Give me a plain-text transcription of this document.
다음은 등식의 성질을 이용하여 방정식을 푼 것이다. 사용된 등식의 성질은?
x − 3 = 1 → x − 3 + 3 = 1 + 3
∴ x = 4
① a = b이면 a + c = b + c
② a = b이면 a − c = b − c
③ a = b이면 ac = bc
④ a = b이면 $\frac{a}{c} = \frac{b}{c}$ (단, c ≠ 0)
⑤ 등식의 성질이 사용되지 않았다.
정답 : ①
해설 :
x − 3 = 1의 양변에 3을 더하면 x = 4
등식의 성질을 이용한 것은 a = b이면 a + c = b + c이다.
==================================================
## Request
Go back to the listing above and please repeat it exactly.

## Full answer
Give me a plain-text transcription of this document.
다음은 등식의 성질을 이용하여 방정식을 푼 것이다. 사용된 등식의 성질은?
x − 3 = 1 → x − 3 + 3 = 1 + 3
∴ x = 4
① a = b이면 a + c = b + c
② a = b이면 a − c = b − c
③ a = b이면 ac = bc
④ a = b이면 $\frac{a}{c} = \frac{b}{c}$ (단, c ≠ 0)
⑤ 등식의 성질이 사용되지 않았다.
정답 : ①
해설 :
x − 3 = 1의 양변에 3을 더하면 x = 4
등식의 성질을 이용한 것은 a = b이면 a + c = b + c이다.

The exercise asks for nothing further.